What is expected
Your answer should be a single number: how many lines in the data below hold the string "size".

Data in this exercise
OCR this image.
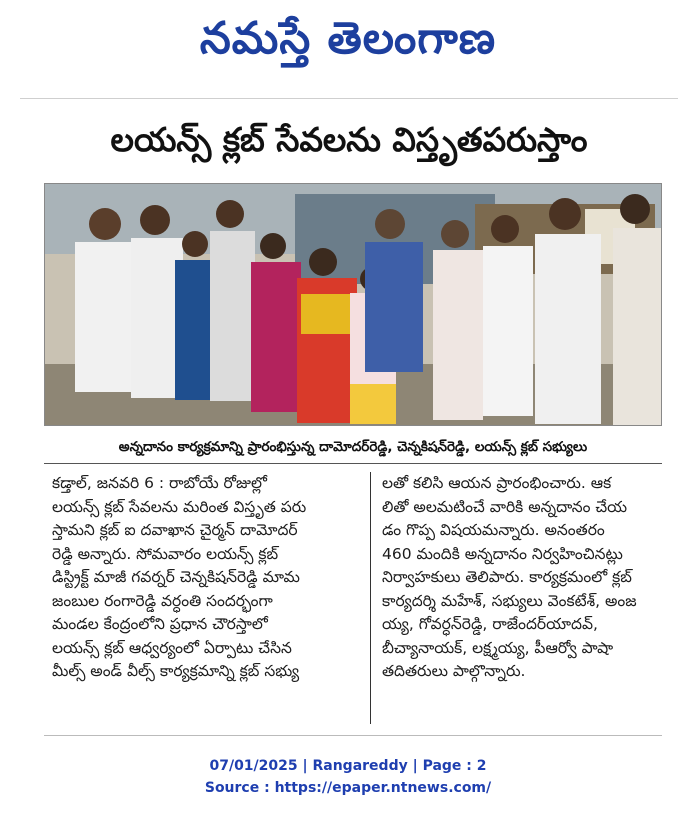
నమస్తే తెలంగాణ
లయన్స్ క్లబ్ సేవలను విస్తృతపరుస్తాం
అన్నదానం కార్యక్రమాన్ని ప్రారంభిస్తున్న దామోదర్‌రెడ్డి, చెన్నకిషన్‌రెడ్డి, లయన్స్ క్లబ్ సభ్యులు

కడ్తాల్, జనవరి 6 : రాబోయే రోజుల్లో

లయన్స్ క్లబ్ సేవలను మరింత విస్తృత పరు

స్తామని క్లబ్ ఐ దవాఖాన చైర్మన్ దామోదర్

రెడ్డి అన్నారు. సోమవారం లయన్స్ క్లబ్

డిస్ట్రిక్ట్ మాజీ గవర్నర్ చెన్నకిషన్‌రెడ్డి మామ

జంబుల రంగారెడ్డి వర్ధంతి సందర్భంగా

మండల కేంద్రంలోని ప్రధాన చౌరస్తాలో

లయన్స్ క్లబ్ ఆధ్వర్యంలో ఏర్పాటు చేసిన

మీల్స్ అండ్ వీల్స్ కార్యక్రమాన్ని క్లబ్ సభ్యు

లతో కలిసి ఆయన ప్రారంభించారు. ఆక

లితో అలమటించే వారికి అన్నదానం చేయ

డం గొప్ప విషయమన్నారు. అనంతరం

460 మందికి అన్నదానం నిర్వహించినట్లు

నిర్వాహకులు తెలిపారు. కార్యక్రమంలో క్లబ్

కార్యదర్శి మహేశ్, సభ్యులు వెంకటేశ్, అంజ

య్య, గోవర్ధన్‌రెడ్డి, రాజేందర్‌యాదవ్,

బీచ్యానాయక్, లక్ష్మయ్య, పీఆర్వో పాషా

తదితరులు పాల్గొన్నారు.

07/01/2025 | Rangareddy | Page : 2
Source : https://epaper.ntnews.com/
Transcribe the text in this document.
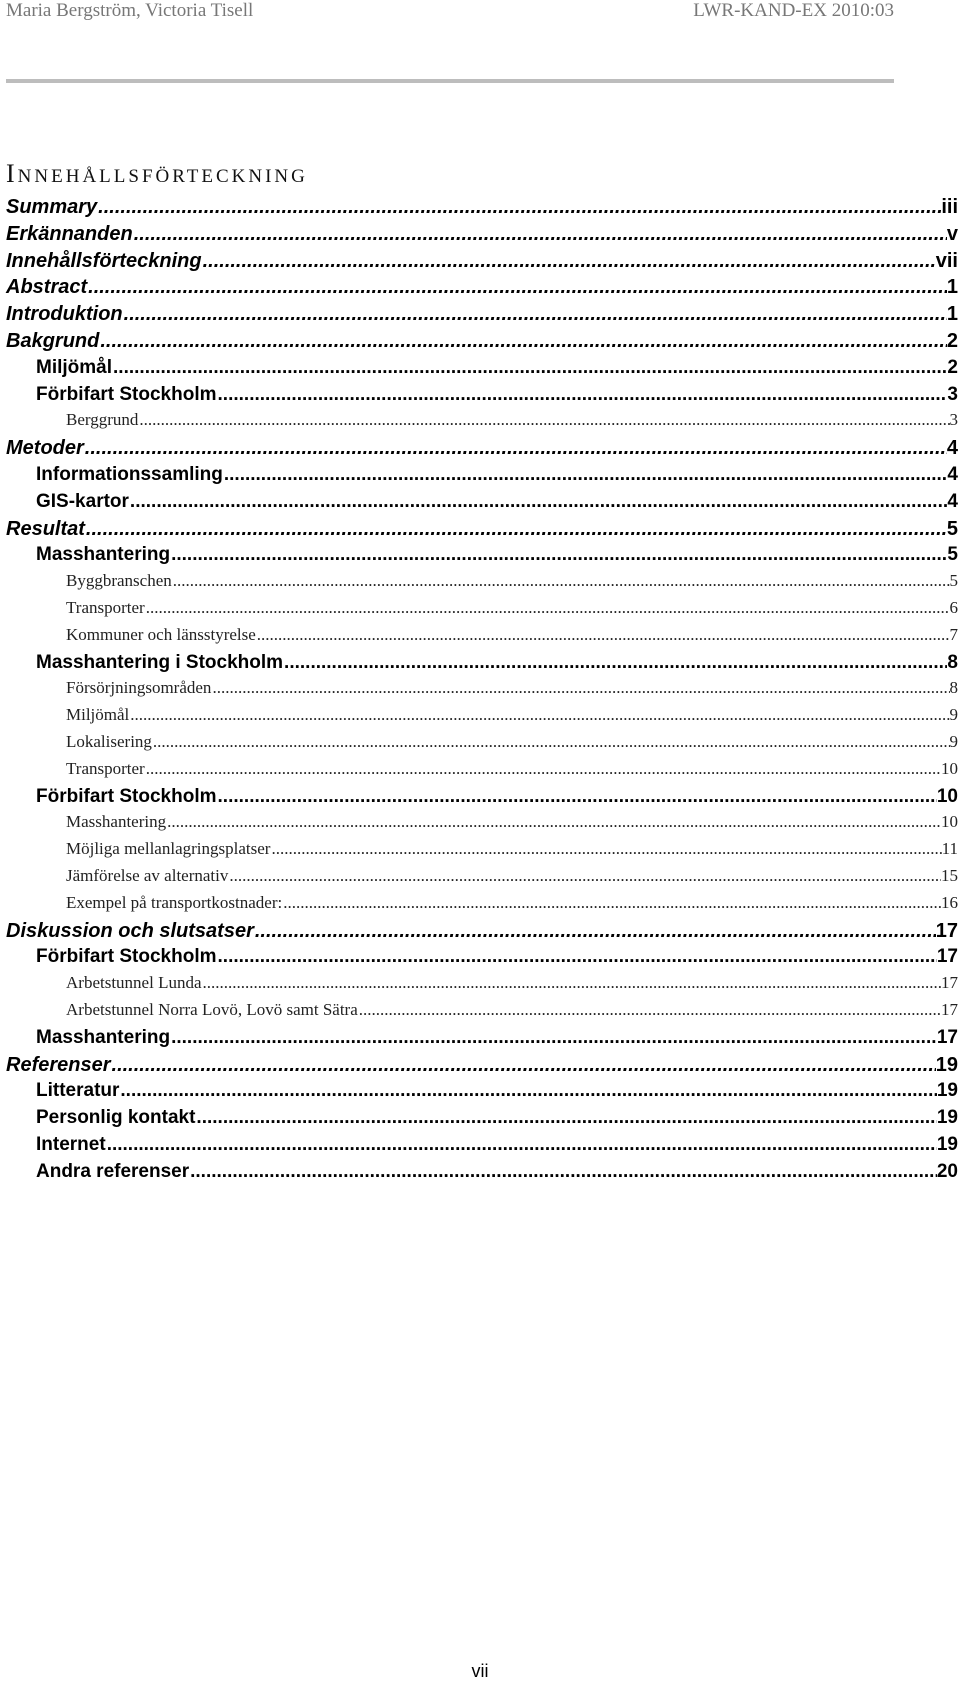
Maria Bergström, Victoria Tisell	LWR-KAND-EX 2010:03
INNEHÅLLSFÖRTECKNING
Summary .....	iii
Erkännanden .....	v
Innehållsförteckning .....	vii
Abstract .....	1
Introduktion .....	1
Bakgrund .....	2
Miljömål .....	2
Förbifart Stockholm .....	3
Berggrund .....	3
Metoder .....	4
Informationssamling .....	4
GIS-kartor .....	4
Resultat .....	5
Masshantering .....	5
Byggbranschen .....	5
Transporter .....	6
Kommuner och länsstyrelse .....	7
Masshantering i Stockholm .....	8
Försörjningsområden .....	8
Miljömål .....	9
Lokalisering .....	9
Transporter .....	10
Förbifart Stockholm .....	10
Masshantering .....	10
Möjliga mellanlagringsplatser .....	11
Jämförelse av alternativ .....	15
Exempel på transportkostnader: .....	16
Diskussion och slutsatser .....	17
Förbifart Stockholm .....	17
Arbetstunnel Lunda .....	17
Arbetstunnel Norra Lovö, Lovö samt Sätra .....	17
Masshantering .....	17
Referenser .....	19
Litteratur .....	19
Personlig kontakt .....	19
Internet .....	19
Andra referenser .....	20
vii
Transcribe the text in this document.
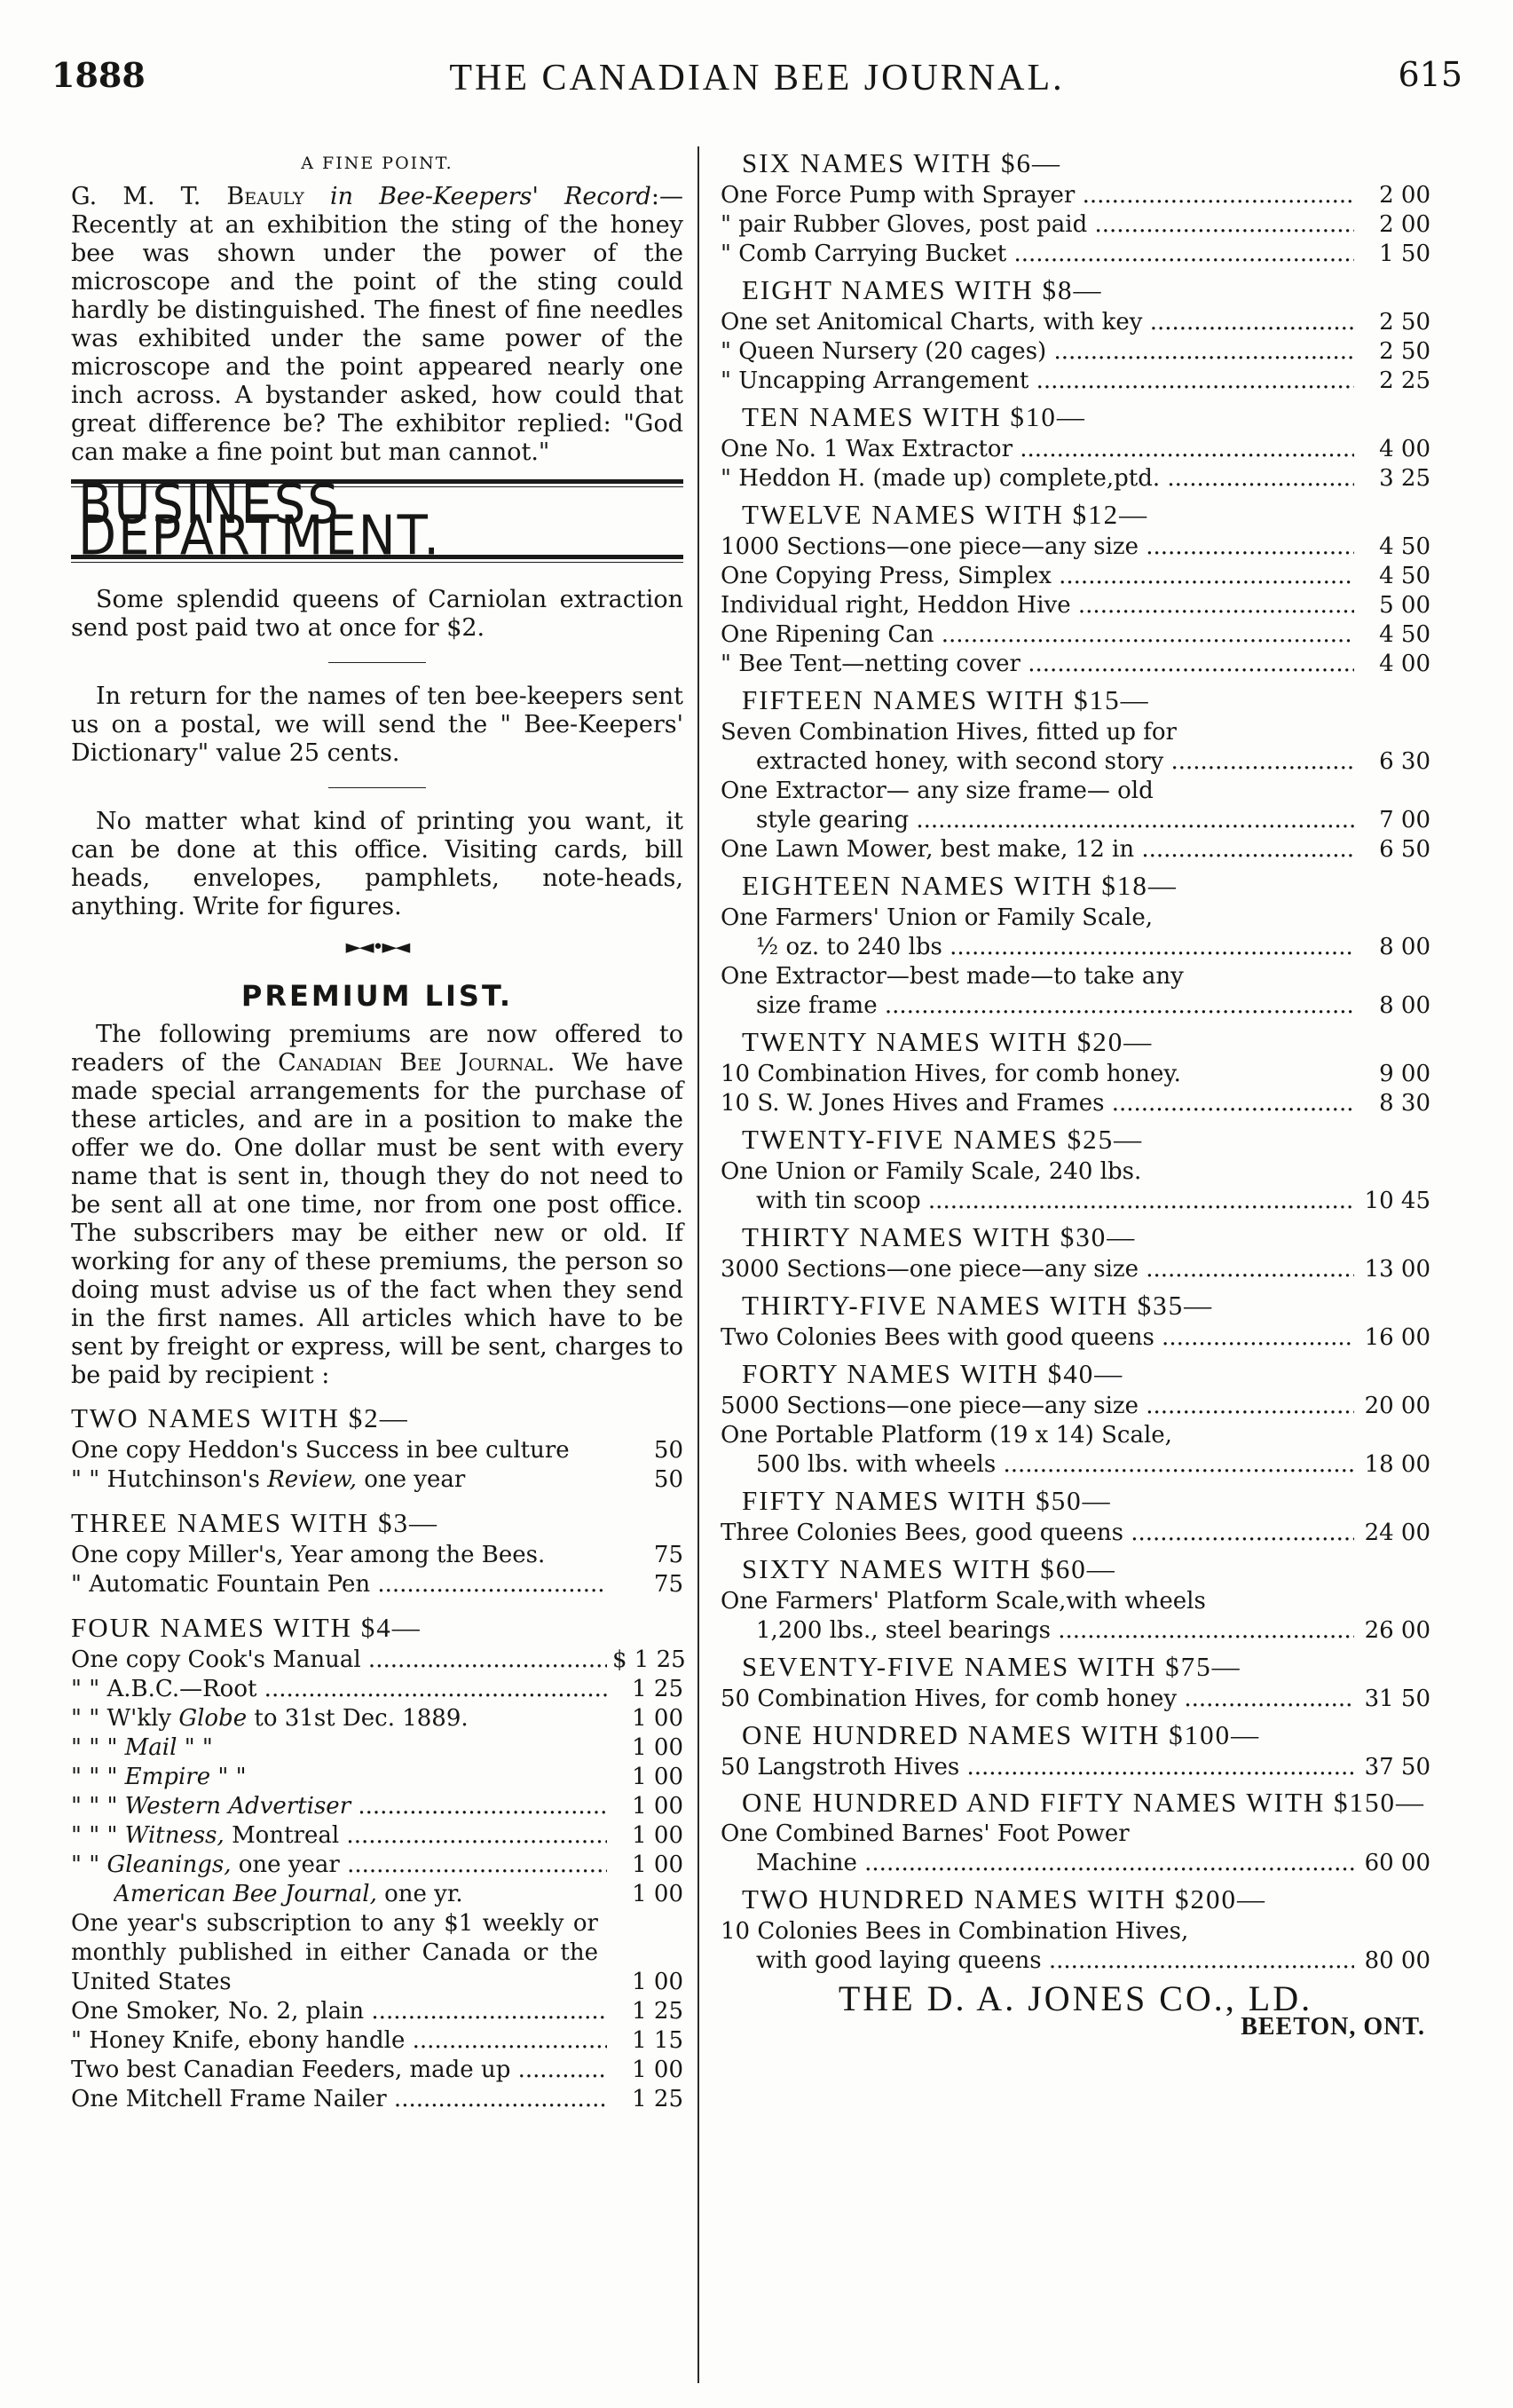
1888	THE CANADIAN BEE JOURNAL.	615
A FINE POINT.

G. M. T. Beauly in Bee-Keepers' Record:— Recently at an exhibition the sting of the honey bee was shown under the power of the microscope and the point of the sting could hardly be distinguished. The finest of fine needles was exhibited under the same power of the microscope and the point appeared nearly one inch across. A bystander asked, how could that great difference be? The exhibitor replied: "God can make a fine point but man cannot."

BUSINESS DEPARTMENT.

Some splendid queens of Carniolan extraction send post paid two at once for $2.

In return for the names of ten bee-keepers sent us on a postal, we will send the " Bee-Keepers' Dictionary" value 25 cents.

No matter what kind of printing you want, it can be done at this office. Visiting cards, bill heads, envelopes, pamphlets, note-heads, anything. Write for figures.

►◄•►◄
PREMIUM LIST.

The following premiums are now offered to readers of the Canadian Bee Journal. We have made special arrangements for the purchase of these articles, and are in a position to make the offer we do. One dollar must be sent with every name that is sent in, though they do not need to be sent all at one time, nor from one post office. The subscribers may be either new or old. If working for any of these premiums, the person so doing must advise us of the fact when they send in the first names. All articles which have to be sent by freight or express, will be sent, charges to be paid by recipient :

TWO NAMES WITH $2—
One copy Heddon's Success in bee culture	50
" " Hutchinson's Review, one year	50
THREE NAMES WITH $3—
One copy Miller's, Year among the Bees.	75
" Automatic Fountain Pen .....	75
FOUR NAMES WITH $4—
One copy Cook's Manual .....	$ 1 25
" " A.B.C.—Root .....	1 25
" " W'kly Globe to 31st Dec. 1889.	1 00
" " " Mail " "	1 00
" " " Empire " "	1 00
" " " Western Advertiser .....	1 00
" " " Witness, Montreal .....	1 00
" " Gleanings, one year .....	1 00
American Bee Journal, one yr.	1 00
One year's subscription to any $1 weekly or monthly published in either Canada or the United States	1 00
One Smoker, No. 2, plain .....	1 25
" Honey Knife, ebony handle .....	1 15
Two best Canadian Feeders, made up .....	1 00
One Mitchell Frame Nailer .....	1 25
SIX NAMES WITH $6—
One Force Pump with Sprayer .....	2 00
" pair Rubber Gloves, post paid .....	2 00
" Comb Carrying Bucket .....	1 50
EIGHT NAMES WITH $8—
One set Anitomical Charts, with key .....	2 50
" Queen Nursery (20 cages) .....	2 50
" Uncapping Arrangement .....	2 25
TEN NAMES WITH $10—
One No. 1 Wax Extractor .....	4 00
" Heddon H. (made up) complete,ptd. .....	3 25
TWELVE NAMES WITH $12—
1000 Sections—one piece—any size .....	4 50
One Copying Press, Simplex .....	4 50
Individual right, Heddon Hive .....	5 00
One Ripening Can .....	4 50
" Bee Tent—netting cover .....	4 00
FIFTEEN NAMES WITH $15—
Seven Combination Hives, fitted up for
extracted honey, with second story .....	6 30
One Extractor— any size frame— old
style gearing .....	7 00
One Lawn Mower, best make, 12 in .....	6 50
EIGHTEEN NAMES WITH $18—
One Farmers' Union or Family Scale,
½ oz. to 240 lbs .....	8 00
One Extractor—best made—to take any
size frame .....	8 00
TWENTY NAMES WITH $20—
10 Combination Hives, for comb honey.	9 00
10 S. W. Jones Hives and Frames .....	8 30
TWENTY-FIVE NAMES $25—
One Union or Family Scale, 240 lbs.
with tin scoop .....	10 45
THIRTY NAMES WITH $30—
3000 Sections—one piece—any size .....	13 00
THIRTY-FIVE NAMES WITH $35—
Two Colonies Bees with good queens .....	16 00
FORTY NAMES WITH $40—
5000 Sections—one piece—any size .....	20 00
One Portable Platform (19 x 14) Scale,
500 lbs. with wheels .....	18 00
FIFTY NAMES WITH $50—
Three Colonies Bees, good queens .....	24 00
SIXTY NAMES WITH $60—
One Farmers' Platform Scale,with wheels
1,200 lbs., steel bearings .....	26 00
SEVENTY-FIVE NAMES WITH $75—
50 Combination Hives, for comb honey .....	31 50
ONE HUNDRED NAMES WITH $100—
50 Langstroth Hives .....	37 50
ONE HUNDRED AND FIFTY NAMES WITH $150—
One Combined Barnes' Foot Power
Machine .....	60 00
TWO HUNDRED NAMES WITH $200—
10 Colonies Bees in Combination Hives,
with good laying queens .....	80 00
THE D. A. JONES CO., LD.
BEETON, ONT.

Task output
5